READING PASSAGE:
The damage, degeneration, or death of neurons depending on different areas of the brain causes a variety of incurable and irreversible neurodegenerative diseases. Progressively, a decrease in cognitive functions has been associated with reduced necessary movement, compromised well-being, and lower life satisfaction (Davenport et al., 2023). Arginine as a semi-essential amino acid is an important player in a biological process that is expected to be strongly related to health and disease. Arginine serves as a biological substrate for some neuronal enzymes in the brain, including nitric oxide synthase (nNOS), arginase, arginine decarboxylase (ADC), and arginine-glycine aminotransferase (AGAT). These enzymes are responsible for metabolizing this small molecule to produce vital metabolites including nitric oxide (NO), urea, ornithine, agmatine, and creatine respectively (Rath et al., 2014). Arginine and their endogenous metabolites directly or indirectly participated in a broad range of physiological functions, including cerebral blood flow, cell hemostasis, cell proliferation, neurogenesis, neuroplasticity, regeneration, modulation of neurotransmitters, energy production, immune response, and extracellular matrix remodeling. Arginine metabolites are known as cellular messengers, especially NO which serves as a retrograde/multimodal brain transmitter (Garthwaite, 2019). Moreover, agmatine and creatine have neuroprotective effects and act like a neurotransmitter to modulate the release of GABA, glutamate, and dopamine (Béard and Braissant, 2010; Xu et al., 2018). Arginine is a building block for protein synthesis and is involved in the structure of the neuropeptide of vasopressin that is produced in specific neurons in the hypothalamus to release from the neurohypophysis. Vasopressin is responsible for cardiovascular regulation and neuropsychiatric conditions. Arginine participates in the body structure of cell-penetrating peptides (CPPs) such as arginine-rich peptides (ARPs).

RECORDS SHOWN:
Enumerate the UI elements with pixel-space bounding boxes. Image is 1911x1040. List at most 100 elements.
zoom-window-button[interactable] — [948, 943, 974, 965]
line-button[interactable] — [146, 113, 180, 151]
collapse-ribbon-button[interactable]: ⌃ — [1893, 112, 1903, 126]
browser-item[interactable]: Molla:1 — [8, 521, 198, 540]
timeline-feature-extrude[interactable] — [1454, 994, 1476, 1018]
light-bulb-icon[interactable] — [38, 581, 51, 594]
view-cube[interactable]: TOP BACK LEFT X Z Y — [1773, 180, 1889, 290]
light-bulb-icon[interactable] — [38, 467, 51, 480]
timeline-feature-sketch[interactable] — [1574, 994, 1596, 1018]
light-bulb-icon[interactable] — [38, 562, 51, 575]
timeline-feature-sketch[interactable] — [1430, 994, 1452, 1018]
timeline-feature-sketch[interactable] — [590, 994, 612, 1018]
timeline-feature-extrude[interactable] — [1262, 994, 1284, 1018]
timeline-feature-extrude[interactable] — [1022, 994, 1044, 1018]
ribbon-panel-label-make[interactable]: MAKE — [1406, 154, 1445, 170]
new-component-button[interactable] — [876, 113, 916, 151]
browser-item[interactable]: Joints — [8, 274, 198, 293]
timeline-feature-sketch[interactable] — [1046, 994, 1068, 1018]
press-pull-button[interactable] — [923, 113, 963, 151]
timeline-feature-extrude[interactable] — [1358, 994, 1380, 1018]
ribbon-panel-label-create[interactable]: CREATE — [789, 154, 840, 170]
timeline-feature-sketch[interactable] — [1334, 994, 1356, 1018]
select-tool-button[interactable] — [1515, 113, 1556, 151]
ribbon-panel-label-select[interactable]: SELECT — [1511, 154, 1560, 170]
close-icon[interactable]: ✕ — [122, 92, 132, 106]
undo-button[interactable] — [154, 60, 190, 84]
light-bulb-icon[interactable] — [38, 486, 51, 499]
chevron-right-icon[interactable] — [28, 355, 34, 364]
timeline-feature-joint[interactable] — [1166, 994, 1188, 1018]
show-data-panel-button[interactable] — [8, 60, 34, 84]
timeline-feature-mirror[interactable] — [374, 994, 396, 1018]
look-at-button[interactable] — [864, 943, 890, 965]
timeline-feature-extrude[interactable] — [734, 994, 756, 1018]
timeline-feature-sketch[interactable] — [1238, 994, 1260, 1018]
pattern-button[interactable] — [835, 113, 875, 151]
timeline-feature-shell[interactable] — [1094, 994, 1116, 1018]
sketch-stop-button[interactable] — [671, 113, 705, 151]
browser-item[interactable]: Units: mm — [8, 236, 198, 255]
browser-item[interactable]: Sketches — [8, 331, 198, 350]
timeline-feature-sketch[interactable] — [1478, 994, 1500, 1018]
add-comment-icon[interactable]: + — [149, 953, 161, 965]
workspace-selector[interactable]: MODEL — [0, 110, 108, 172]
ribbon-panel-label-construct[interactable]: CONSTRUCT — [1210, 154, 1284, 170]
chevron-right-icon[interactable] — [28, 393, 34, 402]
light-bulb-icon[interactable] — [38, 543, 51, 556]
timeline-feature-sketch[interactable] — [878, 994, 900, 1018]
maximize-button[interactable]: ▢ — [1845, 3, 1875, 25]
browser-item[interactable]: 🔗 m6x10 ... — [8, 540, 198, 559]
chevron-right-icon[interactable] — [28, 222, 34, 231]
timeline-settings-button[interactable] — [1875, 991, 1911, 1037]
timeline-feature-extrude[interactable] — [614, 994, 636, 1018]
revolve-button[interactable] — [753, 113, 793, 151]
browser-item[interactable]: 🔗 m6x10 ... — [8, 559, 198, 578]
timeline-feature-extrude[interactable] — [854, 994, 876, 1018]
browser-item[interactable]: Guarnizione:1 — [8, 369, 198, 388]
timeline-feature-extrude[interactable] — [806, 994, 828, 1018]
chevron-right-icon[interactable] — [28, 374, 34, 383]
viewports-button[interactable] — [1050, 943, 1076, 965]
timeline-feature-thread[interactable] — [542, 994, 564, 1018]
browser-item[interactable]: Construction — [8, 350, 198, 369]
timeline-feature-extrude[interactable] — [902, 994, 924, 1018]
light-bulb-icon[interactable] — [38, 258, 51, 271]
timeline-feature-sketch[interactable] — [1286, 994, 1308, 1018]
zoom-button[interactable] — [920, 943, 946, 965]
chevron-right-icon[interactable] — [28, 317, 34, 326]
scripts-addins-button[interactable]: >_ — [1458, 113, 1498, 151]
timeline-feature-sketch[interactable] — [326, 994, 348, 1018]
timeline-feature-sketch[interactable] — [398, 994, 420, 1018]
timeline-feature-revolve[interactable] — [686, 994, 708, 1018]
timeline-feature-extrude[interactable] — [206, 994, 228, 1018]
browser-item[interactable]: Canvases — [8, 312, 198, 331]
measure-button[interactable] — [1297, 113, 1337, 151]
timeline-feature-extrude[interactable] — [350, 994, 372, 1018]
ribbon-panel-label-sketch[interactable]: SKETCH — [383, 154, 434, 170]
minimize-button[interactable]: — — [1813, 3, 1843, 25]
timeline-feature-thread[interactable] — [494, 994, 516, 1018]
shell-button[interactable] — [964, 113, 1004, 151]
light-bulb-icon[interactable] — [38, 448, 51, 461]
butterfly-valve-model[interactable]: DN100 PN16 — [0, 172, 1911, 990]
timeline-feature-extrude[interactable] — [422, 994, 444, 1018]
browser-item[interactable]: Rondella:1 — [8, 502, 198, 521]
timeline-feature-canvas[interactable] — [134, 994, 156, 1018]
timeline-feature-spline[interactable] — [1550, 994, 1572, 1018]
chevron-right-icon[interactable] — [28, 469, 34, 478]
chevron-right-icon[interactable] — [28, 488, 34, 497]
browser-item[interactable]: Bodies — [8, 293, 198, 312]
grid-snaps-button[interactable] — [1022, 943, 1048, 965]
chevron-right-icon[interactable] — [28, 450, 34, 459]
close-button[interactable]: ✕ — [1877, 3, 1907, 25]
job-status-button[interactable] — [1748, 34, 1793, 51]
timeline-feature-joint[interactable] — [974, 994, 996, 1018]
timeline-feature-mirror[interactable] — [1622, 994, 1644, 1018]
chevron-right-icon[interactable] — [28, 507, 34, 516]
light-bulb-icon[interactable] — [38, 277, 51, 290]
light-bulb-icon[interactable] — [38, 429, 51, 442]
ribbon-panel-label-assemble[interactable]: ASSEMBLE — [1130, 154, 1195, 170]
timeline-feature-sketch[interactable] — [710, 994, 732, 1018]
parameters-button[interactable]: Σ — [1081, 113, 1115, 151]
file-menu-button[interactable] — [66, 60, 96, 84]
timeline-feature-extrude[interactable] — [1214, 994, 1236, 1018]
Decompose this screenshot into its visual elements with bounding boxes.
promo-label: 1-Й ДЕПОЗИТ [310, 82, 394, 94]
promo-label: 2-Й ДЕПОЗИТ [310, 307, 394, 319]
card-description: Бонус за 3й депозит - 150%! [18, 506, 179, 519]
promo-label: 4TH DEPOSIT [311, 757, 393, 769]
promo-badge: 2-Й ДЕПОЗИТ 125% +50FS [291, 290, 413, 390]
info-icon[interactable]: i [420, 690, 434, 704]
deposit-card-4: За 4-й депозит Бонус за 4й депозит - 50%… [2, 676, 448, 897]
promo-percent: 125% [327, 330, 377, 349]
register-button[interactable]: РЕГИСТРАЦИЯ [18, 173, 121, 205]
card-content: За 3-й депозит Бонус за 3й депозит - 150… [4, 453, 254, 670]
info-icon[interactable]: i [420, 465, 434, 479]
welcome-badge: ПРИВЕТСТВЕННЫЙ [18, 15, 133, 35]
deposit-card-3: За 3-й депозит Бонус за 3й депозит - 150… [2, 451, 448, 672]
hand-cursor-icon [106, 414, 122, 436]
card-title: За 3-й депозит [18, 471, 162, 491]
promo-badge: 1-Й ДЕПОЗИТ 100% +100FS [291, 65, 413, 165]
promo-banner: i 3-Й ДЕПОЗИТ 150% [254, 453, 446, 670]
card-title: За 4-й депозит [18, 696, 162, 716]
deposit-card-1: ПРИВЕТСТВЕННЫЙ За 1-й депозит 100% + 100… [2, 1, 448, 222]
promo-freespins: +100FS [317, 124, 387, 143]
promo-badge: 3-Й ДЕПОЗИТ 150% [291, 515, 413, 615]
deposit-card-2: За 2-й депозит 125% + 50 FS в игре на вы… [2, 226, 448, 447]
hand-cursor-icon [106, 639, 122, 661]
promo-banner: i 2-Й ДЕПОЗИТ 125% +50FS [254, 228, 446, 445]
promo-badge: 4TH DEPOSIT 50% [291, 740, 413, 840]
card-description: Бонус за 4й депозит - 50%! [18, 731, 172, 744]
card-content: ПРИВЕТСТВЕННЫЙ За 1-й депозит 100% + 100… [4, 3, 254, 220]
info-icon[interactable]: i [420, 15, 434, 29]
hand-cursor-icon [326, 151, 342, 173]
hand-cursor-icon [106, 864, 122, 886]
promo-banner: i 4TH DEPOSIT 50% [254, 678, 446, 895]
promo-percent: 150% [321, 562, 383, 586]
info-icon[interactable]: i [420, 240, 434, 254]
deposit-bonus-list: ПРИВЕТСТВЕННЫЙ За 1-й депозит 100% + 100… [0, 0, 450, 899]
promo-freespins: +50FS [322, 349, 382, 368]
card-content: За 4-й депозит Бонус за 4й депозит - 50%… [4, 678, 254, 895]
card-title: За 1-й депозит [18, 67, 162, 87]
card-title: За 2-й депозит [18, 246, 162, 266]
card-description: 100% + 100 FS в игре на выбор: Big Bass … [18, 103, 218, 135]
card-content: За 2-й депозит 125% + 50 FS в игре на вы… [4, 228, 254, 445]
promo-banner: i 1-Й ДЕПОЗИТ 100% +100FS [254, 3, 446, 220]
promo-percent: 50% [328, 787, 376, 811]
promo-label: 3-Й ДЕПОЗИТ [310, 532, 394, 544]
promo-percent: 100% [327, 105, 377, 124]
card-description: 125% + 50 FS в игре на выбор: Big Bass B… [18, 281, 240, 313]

WORK REQUEST:
Reproduce the passage above on arginine and its metabolites in the brain word for word, from start to finish.

RESULT FOR THIS TASK:
The damage, degeneration, or death of neurons depending on different areas of the brain causes a variety of incurable and irreversible neurodegenerative diseases. Progressively, a decrease in cognitive functions has been associated with reduced necessary movement, compromised well-being, and lower life satisfaction (Davenport et al., 2023). Arginine as a semi-essential amino acid is an important player in a biological process that is expected to be strongly related to health and disease. Arginine serves as a biological substrate for some neuronal enzymes in the brain, including nitric oxide synthase (nNOS), arginase, arginine decarboxylase (ADC), and arginine-glycine aminotransferase (AGAT). These enzymes are responsible for metabolizing this small molecule to produce vital metabolites including nitric oxide (NO), urea, ornithine, agmatine, and creatine respectively (Rath et al., 2014). Arginine and their endogenous metabolites directly or indirectly participated in a broad range of physiological functions, including cerebral blood flow, cell hemostasis, cell proliferation, neurogenesis, neuroplasticity, regeneration, modulation of neurotransmitters, energy production, immune response, and extracellular matrix remodeling. Arginine metabolites are known as cellular messengers, especially NO which serves as a retrograde/multimodal brain transmitter (Garthwaite, 2019). Moreover, agmatine and creatine have neuroprotective effects and act like a neurotransmitter to modulate the release of GABA, glutamate, and dopamine (Béard and Braissant, 2010; Xu et al., 2018). Arginine is a building block for protein synthesis and is involved in the structure of the neuropeptide of vasopressin that is produced in specific neurons in the hypothalamus to release from the neurohypophysis. Vasopressin is responsible for cardiovascular regulation and neuropsychiatric conditions. Arginine participates in the body structure of cell-penetrating peptides (CPPs) such as arginine-rich peptides (ARPs).